Лосев считает, что учение о мифе необходимо освободить от сковывающего его подхода богословов, для которых миф - это первобытная религия истинного богопознания, и этнографов, считающих миф, в соответствии с эволюционной теорией, выражением наивной стадии культуры. Всё это он и сделал, доказав заодно полную несостоятельность укоренившегося в науке предрассудка о несовместимости мифа с реальностью. Разрабатывая учение о мифе, Лосев досконально изучил предшествующие концепции мифа, принадлежащие Проклу, Шеллингу, Кассиреру. Критически используя их мысли, он ставит свои собственные цели: «Я беру миф так, как он есть, то есть хочу вскрыть и позитивно зафиксировать, что такое миф сам по себе и как он мыслит сам свою чудесную сказочную природу». Сравните эту программу с самоуверенным заявлением известного этнолога Леви-Брюля, сделанным почти одновременно с Лосевым: «Мы смотрим на мифы совсем иными глазами, чем люди, мышление которых отражено в этих мифах. Мы видим в них то, что они не видят».

У греков «миф» подразумевал мысль, обогащённую воображением; рассматриваемый в мифе предмет представал как живая целостность, в которой обобщались опыт прошлого и мечты о будущем. Кстати, наше «мыслю» содержит следы греческого «миф», объединенного с индоевропейским корнем. Конечно, на современные представления о мифе повлияли наслоения, сложившиеся в определенной социокультурной среде с её рационалистической основой. От всего этого и приходится высвобождать его первозданный смысл. Миф, по Лосеву, общее, простейшее, дорефлективное, интуитивное взаимоотношение человека с вещами.

Миф - всегда символ, следовательно, смысловое единство внешнего с внутренним. В чем же проявлен миф внешне? Конечно, ответ у вас готов - в имени, чью мифическую природу мы с вами обсуждали выше. Ну, а что же именно проявляет миф? Представьте себе, те самые личностные начала, которые скрыты в «логосе» всякой вещи. То есть мы с вами вновь возвращаемся к личности, только теперь со стороны ее мифической оформленности. Внутреннее выражено во внешнем благодаря энергии сущности (энергии смысла); она не только присутствует и в том, и в другом, но и создаёт определённую смысловую заряженность, которая может проявляться в реальных событиях. Именно поэтому миф у Лосева определяется как лик личности, её энергийная разрисовка; в окончательной же формулировке миф - развёрнутое магическое имя.

========

Описание задания = Пожалуйста, ответьте по отрывку о мифе: как Лосев определяет миф в окончательной формулировке? Записи для работы не понадобятся.

[Данные разметки макета]
========

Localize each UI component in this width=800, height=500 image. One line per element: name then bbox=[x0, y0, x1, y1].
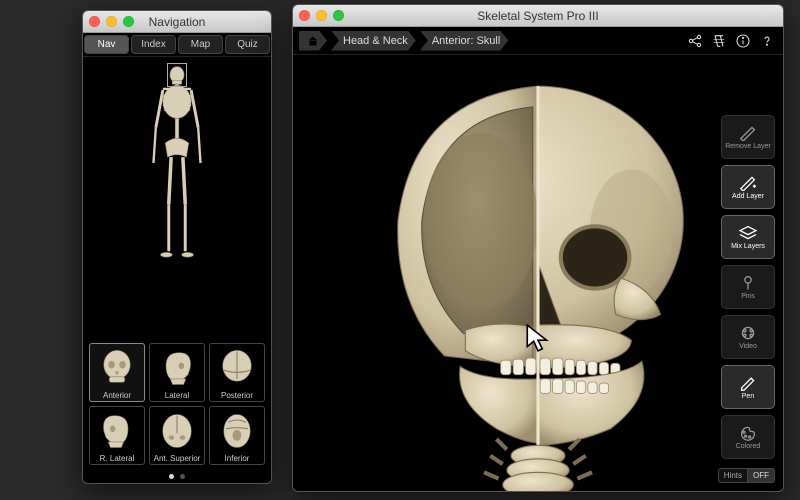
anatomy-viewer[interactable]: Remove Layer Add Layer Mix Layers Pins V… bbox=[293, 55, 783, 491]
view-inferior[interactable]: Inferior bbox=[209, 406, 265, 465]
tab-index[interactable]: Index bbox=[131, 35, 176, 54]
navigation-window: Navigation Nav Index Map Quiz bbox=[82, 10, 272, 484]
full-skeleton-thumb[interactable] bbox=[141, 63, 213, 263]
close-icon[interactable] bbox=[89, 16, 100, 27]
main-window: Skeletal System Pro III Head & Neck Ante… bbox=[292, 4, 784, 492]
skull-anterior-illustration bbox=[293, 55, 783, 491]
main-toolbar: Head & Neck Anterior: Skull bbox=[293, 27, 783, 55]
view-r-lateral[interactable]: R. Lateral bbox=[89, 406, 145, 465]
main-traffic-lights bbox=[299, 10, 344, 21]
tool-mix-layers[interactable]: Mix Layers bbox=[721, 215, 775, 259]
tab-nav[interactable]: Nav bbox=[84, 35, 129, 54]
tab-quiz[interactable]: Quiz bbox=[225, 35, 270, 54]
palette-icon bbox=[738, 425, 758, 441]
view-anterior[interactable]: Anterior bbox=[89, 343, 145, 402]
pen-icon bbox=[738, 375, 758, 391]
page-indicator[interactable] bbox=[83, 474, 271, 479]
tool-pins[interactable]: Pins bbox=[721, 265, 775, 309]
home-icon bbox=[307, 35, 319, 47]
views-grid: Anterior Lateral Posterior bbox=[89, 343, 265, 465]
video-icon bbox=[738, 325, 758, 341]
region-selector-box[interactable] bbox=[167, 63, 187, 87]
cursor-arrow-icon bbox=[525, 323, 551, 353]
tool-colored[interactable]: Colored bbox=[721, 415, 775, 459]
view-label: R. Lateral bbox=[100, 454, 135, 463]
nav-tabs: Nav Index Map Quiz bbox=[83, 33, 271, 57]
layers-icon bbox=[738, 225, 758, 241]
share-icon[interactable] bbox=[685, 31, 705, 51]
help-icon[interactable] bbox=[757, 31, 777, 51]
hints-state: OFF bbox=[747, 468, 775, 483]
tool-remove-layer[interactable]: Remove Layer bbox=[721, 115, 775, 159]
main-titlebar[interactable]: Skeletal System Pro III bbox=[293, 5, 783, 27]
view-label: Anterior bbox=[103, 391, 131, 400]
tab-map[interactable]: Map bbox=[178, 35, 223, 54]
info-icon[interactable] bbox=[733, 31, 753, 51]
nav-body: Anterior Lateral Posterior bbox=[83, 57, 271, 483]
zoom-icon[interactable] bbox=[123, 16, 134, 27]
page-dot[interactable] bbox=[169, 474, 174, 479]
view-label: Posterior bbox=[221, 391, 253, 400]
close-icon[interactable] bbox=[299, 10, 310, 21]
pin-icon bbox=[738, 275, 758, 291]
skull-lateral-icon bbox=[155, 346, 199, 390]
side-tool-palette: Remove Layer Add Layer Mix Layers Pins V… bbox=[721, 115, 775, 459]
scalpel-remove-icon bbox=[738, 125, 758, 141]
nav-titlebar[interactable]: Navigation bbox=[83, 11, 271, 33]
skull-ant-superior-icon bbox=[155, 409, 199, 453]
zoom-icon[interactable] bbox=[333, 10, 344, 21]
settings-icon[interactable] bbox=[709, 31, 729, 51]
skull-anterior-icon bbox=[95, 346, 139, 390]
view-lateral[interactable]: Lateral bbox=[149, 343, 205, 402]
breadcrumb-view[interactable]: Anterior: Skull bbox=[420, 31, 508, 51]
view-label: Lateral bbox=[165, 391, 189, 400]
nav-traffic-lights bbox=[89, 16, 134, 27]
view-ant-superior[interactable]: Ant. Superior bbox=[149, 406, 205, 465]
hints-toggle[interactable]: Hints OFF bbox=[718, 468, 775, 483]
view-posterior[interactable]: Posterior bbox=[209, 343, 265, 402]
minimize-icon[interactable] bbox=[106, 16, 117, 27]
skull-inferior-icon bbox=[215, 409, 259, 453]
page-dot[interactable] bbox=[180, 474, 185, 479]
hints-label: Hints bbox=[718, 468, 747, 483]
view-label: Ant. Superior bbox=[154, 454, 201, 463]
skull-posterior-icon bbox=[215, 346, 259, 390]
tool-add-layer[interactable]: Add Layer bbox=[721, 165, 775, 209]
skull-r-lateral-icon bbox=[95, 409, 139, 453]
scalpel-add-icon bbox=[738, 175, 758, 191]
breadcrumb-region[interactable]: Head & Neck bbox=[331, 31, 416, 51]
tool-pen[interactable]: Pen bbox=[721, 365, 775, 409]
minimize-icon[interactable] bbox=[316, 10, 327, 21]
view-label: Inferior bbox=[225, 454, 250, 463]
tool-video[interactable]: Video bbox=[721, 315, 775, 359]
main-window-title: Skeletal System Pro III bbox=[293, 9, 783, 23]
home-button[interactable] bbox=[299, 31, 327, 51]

========

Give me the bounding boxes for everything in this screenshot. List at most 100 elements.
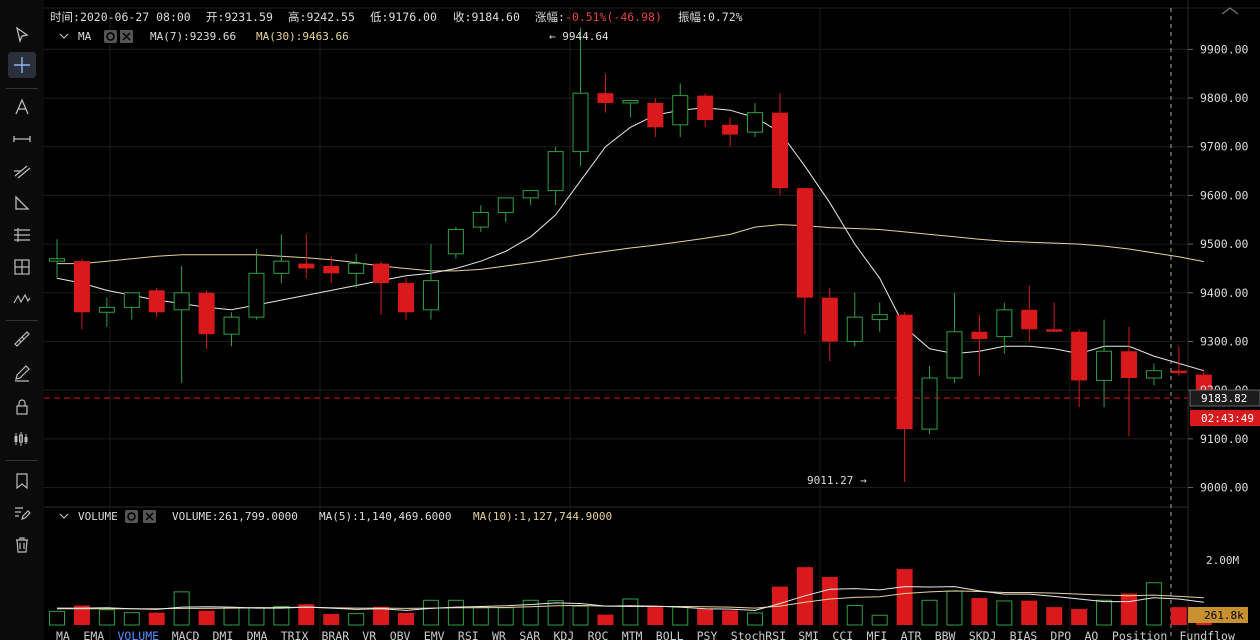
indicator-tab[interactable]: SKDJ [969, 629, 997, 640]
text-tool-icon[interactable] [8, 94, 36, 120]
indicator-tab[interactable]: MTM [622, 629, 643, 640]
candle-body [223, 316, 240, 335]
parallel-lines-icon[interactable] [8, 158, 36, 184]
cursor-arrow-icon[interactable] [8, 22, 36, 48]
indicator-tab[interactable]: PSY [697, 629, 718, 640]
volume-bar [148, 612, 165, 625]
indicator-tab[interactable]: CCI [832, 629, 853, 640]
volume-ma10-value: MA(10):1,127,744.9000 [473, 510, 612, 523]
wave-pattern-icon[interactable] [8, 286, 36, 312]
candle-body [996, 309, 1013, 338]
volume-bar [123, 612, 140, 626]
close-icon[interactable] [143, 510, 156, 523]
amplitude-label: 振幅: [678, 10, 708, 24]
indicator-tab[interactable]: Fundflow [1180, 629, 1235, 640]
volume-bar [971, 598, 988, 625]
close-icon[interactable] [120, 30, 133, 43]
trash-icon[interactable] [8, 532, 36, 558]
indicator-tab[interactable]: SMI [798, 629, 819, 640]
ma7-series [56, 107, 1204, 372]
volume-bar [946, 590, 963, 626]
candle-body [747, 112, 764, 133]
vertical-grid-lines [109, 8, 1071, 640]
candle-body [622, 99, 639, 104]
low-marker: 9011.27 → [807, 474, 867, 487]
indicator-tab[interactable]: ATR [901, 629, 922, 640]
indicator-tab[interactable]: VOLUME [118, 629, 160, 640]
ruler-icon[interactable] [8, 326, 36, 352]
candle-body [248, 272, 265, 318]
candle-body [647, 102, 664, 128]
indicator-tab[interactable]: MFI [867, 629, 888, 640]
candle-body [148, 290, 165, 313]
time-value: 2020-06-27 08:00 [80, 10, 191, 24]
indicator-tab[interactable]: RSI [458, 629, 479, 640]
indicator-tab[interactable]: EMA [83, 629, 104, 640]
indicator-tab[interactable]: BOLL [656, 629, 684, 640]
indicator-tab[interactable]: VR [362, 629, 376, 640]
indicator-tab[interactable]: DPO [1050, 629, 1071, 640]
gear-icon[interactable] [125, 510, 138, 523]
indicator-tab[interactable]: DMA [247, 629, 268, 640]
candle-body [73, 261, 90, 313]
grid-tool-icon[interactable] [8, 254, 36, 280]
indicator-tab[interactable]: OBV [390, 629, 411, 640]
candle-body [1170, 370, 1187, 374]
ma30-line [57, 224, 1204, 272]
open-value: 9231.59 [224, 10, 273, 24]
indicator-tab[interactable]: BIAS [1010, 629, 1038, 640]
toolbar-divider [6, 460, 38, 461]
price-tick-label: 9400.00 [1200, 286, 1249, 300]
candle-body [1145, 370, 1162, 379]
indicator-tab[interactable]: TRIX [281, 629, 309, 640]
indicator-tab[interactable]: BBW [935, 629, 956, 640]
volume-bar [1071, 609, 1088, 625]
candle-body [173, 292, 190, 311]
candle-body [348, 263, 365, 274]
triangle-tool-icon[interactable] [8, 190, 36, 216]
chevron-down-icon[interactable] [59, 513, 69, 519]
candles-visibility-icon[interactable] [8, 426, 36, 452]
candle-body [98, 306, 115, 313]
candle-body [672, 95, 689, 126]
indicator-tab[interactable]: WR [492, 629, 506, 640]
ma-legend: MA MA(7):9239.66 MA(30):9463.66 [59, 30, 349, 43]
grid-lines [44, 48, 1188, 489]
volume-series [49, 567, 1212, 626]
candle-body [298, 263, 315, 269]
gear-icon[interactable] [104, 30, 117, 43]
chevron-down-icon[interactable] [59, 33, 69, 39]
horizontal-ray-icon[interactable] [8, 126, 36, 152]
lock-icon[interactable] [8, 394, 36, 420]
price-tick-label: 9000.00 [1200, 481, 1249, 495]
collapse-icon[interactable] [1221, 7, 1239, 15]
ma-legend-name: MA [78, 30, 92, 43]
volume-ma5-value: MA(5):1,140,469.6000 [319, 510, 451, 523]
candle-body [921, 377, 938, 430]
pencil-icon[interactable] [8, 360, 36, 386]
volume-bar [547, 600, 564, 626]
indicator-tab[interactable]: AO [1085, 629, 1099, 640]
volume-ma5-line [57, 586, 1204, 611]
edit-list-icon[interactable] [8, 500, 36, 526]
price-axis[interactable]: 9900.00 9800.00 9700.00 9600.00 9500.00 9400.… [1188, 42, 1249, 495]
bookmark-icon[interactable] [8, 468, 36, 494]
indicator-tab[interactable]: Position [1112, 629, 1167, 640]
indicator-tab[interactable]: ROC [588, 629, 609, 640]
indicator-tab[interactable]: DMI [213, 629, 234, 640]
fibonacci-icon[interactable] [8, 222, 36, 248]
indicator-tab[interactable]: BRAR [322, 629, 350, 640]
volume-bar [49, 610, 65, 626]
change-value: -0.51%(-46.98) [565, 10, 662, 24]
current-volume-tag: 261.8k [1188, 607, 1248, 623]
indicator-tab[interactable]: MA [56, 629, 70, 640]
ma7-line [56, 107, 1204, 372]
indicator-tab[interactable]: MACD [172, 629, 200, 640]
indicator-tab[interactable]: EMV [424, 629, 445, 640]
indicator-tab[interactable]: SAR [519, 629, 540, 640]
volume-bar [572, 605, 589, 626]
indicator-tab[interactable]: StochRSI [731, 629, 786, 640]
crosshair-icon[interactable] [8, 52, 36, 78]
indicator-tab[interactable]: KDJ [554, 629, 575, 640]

========

Выполненное задание = Миф — это развёрнутое магическое имя.